**WRITTEN PROBLEM**
Output exactly the lines from the line with "Extract the structured" through the end of the records below. Include nothing else.

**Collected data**
— Begin —

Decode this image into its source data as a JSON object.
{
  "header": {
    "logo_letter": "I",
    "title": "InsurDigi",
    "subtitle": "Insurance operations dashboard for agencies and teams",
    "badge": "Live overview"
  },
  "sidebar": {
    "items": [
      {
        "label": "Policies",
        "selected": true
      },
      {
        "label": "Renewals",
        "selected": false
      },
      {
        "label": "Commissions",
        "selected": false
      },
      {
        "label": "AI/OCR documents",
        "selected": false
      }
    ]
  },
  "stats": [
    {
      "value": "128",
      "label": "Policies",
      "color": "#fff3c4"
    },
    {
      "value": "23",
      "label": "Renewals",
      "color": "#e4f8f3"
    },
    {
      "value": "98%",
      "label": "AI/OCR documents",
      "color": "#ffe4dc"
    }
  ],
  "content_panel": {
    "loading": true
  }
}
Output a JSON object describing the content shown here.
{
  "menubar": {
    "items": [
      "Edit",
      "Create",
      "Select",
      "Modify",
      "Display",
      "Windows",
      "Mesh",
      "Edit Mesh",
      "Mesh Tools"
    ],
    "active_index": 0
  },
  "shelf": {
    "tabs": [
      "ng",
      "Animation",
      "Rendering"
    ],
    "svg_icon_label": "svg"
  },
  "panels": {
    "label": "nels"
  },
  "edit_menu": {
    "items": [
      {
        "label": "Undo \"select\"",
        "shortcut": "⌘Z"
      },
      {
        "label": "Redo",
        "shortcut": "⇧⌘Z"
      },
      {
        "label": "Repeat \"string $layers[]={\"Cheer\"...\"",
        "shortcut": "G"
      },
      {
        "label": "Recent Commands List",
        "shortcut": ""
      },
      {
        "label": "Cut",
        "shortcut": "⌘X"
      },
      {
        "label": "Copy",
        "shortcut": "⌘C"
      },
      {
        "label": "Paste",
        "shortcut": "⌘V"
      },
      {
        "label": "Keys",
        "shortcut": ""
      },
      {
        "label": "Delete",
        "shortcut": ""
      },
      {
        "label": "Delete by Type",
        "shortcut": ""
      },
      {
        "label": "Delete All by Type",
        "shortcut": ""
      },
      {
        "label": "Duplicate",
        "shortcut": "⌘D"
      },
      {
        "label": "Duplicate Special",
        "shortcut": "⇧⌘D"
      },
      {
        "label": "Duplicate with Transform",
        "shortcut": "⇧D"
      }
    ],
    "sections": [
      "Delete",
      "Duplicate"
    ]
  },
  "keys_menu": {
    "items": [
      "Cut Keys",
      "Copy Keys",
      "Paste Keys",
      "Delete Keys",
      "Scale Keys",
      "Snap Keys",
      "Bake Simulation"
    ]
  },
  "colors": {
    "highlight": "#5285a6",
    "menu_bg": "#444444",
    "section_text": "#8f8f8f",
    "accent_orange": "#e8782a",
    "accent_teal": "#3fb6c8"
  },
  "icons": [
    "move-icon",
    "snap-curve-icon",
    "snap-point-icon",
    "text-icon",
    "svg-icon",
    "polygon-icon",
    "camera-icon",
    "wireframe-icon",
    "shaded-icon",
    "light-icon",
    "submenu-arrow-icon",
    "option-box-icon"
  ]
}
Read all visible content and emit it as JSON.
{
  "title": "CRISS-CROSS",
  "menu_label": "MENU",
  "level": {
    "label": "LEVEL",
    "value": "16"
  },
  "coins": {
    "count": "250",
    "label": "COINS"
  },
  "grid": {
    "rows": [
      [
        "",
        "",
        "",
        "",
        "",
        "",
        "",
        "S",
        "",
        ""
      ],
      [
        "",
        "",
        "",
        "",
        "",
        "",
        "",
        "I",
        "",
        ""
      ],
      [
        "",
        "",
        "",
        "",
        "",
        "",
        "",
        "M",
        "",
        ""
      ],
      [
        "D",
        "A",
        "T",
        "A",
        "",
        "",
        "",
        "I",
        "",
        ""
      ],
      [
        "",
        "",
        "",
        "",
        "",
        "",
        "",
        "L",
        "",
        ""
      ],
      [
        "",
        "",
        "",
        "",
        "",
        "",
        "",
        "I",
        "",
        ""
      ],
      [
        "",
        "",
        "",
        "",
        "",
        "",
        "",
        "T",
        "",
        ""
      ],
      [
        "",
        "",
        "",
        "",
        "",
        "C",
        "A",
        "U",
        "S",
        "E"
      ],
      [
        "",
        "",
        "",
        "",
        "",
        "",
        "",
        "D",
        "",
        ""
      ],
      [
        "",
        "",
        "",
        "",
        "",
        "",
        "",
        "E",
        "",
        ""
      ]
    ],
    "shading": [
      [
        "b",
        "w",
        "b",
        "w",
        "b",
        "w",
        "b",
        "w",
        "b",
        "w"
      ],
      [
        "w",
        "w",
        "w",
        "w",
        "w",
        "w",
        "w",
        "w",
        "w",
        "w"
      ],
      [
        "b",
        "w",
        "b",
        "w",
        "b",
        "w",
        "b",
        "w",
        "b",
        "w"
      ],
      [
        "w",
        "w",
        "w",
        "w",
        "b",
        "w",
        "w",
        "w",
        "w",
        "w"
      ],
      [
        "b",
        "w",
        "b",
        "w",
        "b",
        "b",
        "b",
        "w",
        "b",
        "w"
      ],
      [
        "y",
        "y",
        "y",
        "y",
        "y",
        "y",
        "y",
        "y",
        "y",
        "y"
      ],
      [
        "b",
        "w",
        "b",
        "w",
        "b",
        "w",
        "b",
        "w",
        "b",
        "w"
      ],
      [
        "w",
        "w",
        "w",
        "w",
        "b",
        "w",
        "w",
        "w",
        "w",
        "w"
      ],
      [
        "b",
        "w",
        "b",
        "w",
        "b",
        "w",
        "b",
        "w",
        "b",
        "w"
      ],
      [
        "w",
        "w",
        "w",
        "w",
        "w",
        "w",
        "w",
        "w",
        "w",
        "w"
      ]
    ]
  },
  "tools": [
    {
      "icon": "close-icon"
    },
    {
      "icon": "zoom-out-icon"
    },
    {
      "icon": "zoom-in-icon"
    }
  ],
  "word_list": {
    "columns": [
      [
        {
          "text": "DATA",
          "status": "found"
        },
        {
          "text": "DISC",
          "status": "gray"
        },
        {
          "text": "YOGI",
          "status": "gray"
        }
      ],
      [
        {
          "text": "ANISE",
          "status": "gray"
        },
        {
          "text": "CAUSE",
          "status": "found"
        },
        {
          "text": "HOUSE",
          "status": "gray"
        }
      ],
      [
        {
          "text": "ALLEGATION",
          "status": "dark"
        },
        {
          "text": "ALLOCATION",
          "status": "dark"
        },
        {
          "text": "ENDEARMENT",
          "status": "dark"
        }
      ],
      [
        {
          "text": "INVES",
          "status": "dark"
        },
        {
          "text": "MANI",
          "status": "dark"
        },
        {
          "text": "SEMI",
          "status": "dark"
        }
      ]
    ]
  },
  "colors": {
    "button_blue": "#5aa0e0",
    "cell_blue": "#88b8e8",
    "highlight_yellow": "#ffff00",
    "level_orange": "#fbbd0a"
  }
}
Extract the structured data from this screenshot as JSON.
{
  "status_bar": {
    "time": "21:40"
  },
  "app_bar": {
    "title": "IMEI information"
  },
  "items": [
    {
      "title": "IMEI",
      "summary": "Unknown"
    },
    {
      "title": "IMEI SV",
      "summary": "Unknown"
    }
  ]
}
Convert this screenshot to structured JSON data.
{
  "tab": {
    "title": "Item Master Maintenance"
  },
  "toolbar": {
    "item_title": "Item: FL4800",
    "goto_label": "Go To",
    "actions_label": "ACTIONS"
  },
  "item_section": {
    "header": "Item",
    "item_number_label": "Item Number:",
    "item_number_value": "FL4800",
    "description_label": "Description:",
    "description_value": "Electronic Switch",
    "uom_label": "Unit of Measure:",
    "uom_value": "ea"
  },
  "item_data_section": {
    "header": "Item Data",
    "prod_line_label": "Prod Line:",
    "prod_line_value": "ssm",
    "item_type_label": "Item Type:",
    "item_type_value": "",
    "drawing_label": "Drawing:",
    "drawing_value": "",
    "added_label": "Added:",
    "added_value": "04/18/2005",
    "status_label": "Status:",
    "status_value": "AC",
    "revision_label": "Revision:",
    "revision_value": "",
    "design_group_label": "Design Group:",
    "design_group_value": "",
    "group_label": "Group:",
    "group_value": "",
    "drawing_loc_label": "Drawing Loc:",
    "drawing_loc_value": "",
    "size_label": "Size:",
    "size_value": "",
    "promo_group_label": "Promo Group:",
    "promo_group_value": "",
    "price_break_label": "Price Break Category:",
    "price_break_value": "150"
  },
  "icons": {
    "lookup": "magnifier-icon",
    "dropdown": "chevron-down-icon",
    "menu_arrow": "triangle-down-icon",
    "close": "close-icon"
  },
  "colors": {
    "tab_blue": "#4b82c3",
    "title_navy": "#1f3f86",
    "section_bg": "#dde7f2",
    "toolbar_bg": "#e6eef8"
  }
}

— End —

**SOLUTION BELOW**
Extract the structured data from this screenshot as JSON.
{
  "status_bar": {
    "time": "21:40"
  },
  "app_bar": {
    "title": "IMEI information"
  },
  "items": [
    {
      "title": "IMEI",
      "summary": "Unknown"
    },
    {
      "title": "IMEI SV",
      "summary": "Unknown"
    }
  ]
}
Convert this screenshot to structured JSON data.
{
  "tab": {
    "title": "Item Master Maintenance"
  },
  "toolbar": {
    "item_title": "Item: FL4800",
    "goto_label": "Go To",
    "actions_label": "ACTIONS"
  },
  "item_section": {
    "header": "Item",
    "item_number_label": "Item Number:",
    "item_number_value": "FL4800",
    "description_label": "Description:",
    "description_value": "Electronic Switch",
    "uom_label": "Unit of Measure:",
    "uom_value": "ea"
  },
  "item_data_section": {
    "header": "Item Data",
    "prod_line_label": "Prod Line:",
    "prod_line_value": "ssm",
    "item_type_label": "Item Type:",
    "item_type_value": "",
    "drawing_label": "Drawing:",
    "drawing_value": "",
    "added_label": "Added:",
    "added_value": "04/18/2005",
    "status_label": "Status:",
    "status_value": "AC",
    "revision_label": "Revision:",
    "revision_value": "",
    "design_group_label": "Design Group:",
    "design_group_value": "",
    "group_label": "Group:",
    "group_value": "",
    "drawing_loc_label": "Drawing Loc:",
    "drawing_loc_value": "",
    "size_label": "Size:",
    "size_value": "",
    "promo_group_label": "Promo Group:",
    "promo_group_value": "",
    "price_break_label": "Price Break Category:",
    "price_break_value": "150"
  },
  "icons": {
    "lookup": "magnifier-icon",
    "dropdown": "chevron-down-icon",
    "menu_arrow": "triangle-down-icon",
    "close": "close-icon"
  },
  "colors": {
    "tab_blue": "#4b82c3",
    "title_navy": "#1f3f86",
    "section_bg": "#dde7f2",
    "toolbar_bg": "#e6eef8"
  }
}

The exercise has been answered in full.